> [PROMPT]:
Restate the whole of the material. Keep every word, and drop the pictures.

> [EXTRACTED ENTRIES]:
++++++++

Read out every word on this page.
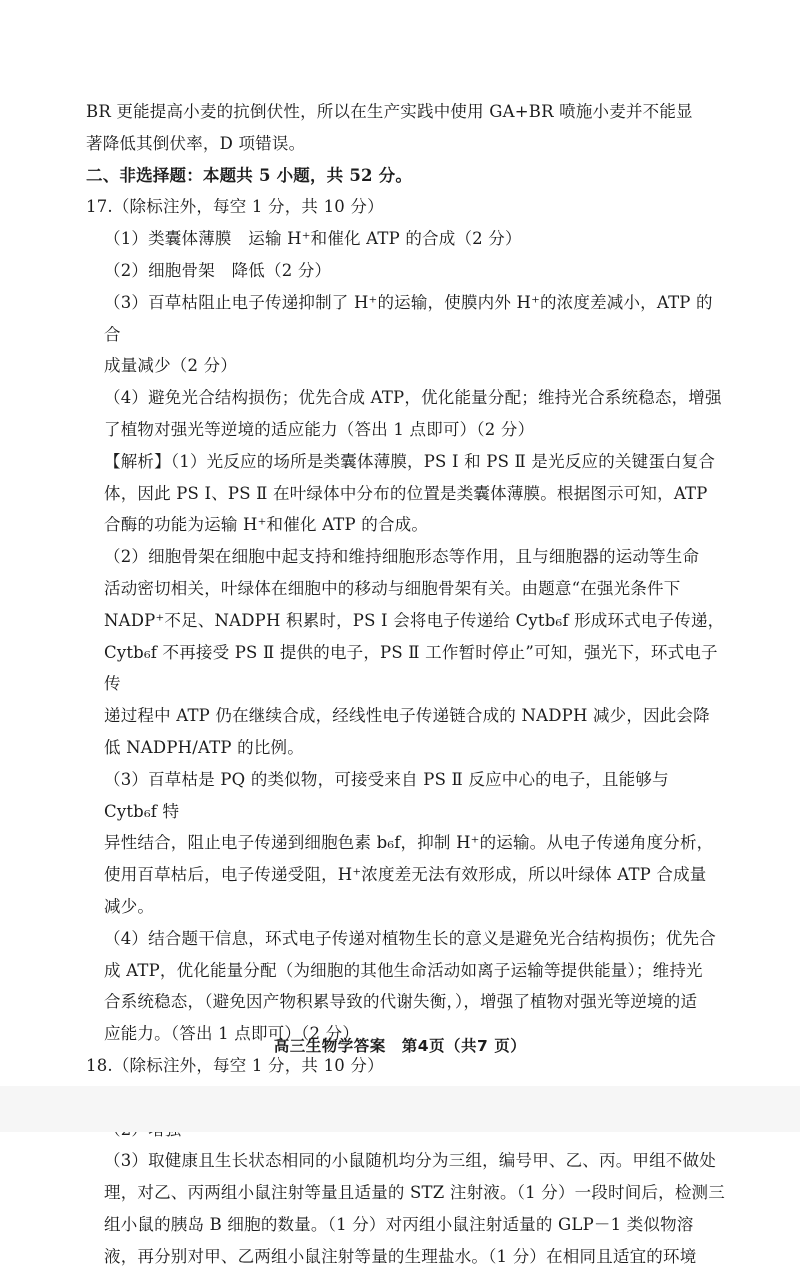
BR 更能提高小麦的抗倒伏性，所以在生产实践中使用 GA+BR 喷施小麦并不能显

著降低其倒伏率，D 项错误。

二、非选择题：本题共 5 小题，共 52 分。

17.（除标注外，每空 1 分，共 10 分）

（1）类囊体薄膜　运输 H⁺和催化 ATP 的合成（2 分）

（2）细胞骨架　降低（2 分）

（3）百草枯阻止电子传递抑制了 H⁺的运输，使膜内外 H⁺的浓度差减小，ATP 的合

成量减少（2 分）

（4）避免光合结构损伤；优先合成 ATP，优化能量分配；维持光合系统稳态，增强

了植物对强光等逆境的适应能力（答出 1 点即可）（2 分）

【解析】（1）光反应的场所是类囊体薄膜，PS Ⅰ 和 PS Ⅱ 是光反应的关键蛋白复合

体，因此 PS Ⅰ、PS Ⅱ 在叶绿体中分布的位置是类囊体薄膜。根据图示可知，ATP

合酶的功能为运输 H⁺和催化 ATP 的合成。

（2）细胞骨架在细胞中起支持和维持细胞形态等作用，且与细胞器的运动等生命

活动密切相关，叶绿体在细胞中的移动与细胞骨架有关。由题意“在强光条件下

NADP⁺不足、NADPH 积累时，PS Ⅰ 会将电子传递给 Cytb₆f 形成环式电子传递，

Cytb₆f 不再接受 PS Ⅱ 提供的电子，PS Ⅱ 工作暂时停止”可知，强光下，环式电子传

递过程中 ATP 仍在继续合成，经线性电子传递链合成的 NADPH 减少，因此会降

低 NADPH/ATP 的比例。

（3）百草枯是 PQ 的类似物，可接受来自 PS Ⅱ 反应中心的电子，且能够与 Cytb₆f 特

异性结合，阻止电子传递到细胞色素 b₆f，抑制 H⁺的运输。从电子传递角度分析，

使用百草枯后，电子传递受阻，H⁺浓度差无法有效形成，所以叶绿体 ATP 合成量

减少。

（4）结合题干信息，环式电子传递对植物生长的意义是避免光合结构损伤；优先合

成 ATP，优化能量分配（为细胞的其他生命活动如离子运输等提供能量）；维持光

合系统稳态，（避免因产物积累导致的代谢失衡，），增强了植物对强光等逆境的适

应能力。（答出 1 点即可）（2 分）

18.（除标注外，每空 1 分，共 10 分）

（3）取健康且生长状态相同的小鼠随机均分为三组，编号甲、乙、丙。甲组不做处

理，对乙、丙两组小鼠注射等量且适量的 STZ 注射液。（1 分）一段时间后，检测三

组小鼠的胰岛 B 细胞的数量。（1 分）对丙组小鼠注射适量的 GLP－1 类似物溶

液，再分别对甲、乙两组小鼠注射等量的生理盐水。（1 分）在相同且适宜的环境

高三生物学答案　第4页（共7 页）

++++++++

> [IN RESPONSE]:
Read out every word on this page.
BR 更能提高小麦的抗倒伏性，所以在生产实践中使用 GA+BR 喷施小麦并不能显

著降低其倒伏率，D 项错误。

二、非选择题：本题共 5 小题，共 52 分。

17.（除标注外，每空 1 分，共 10 分）

（1）类囊体薄膜　运输 H⁺和催化 ATP 的合成（2 分）

（2）细胞骨架　降低（2 分）

（3）百草枯阻止电子传递抑制了 H⁺的运输，使膜内外 H⁺的浓度差减小，ATP 的合

成量减少（2 分）

（4）避免光合结构损伤；优先合成 ATP，优化能量分配；维持光合系统稳态，增强

了植物对强光等逆境的适应能力（答出 1 点即可）（2 分）

【解析】（1）光反应的场所是类囊体薄膜，PS Ⅰ 和 PS Ⅱ 是光反应的关键蛋白复合

体，因此 PS Ⅰ、PS Ⅱ 在叶绿体中分布的位置是类囊体薄膜。根据图示可知，ATP

合酶的功能为运输 H⁺和催化 ATP 的合成。

（2）细胞骨架在细胞中起支持和维持细胞形态等作用，且与细胞器的运动等生命

活动密切相关，叶绿体在细胞中的移动与细胞骨架有关。由题意“在强光条件下

NADP⁺不足、NADPH 积累时，PS Ⅰ 会将电子传递给 Cytb₆f 形成环式电子传递，

Cytb₆f 不再接受 PS Ⅱ 提供的电子，PS Ⅱ 工作暂时停止”可知，强光下，环式电子传

递过程中 ATP 仍在继续合成，经线性电子传递链合成的 NADPH 减少，因此会降

低 NADPH/ATP 的比例。

（3）百草枯是 PQ 的类似物，可接受来自 PS Ⅱ 反应中心的电子，且能够与 Cytb₆f 特

异性结合，阻止电子传递到细胞色素 b₆f，抑制 H⁺的运输。从电子传递角度分析，

使用百草枯后，电子传递受阻，H⁺浓度差无法有效形成，所以叶绿体 ATP 合成量

减少。

（4）结合题干信息，环式电子传递对植物生长的意义是避免光合结构损伤；优先合

成 ATP，优化能量分配（为细胞的其他生命活动如离子运输等提供能量）；维持光

合系统稳态，（避免因产物积累导致的代谢失衡，），增强了植物对强光等逆境的适

应能力。（答出 1 点即可）（2 分）

18.（除标注外，每空 1 分，共 10 分）

（3）取健康且生长状态相同的小鼠随机均分为三组，编号甲、乙、丙。甲组不做处

理，对乙、丙两组小鼠注射等量且适量的 STZ 注射液。（1 分）一段时间后，检测三

组小鼠的胰岛 B 细胞的数量。（1 分）对丙组小鼠注射适量的 GLP－1 类似物溶

液，再分别对甲、乙两组小鼠注射等量的生理盐水。（1 分）在相同且适宜的环境

高三生物学答案　第4页（共7 页）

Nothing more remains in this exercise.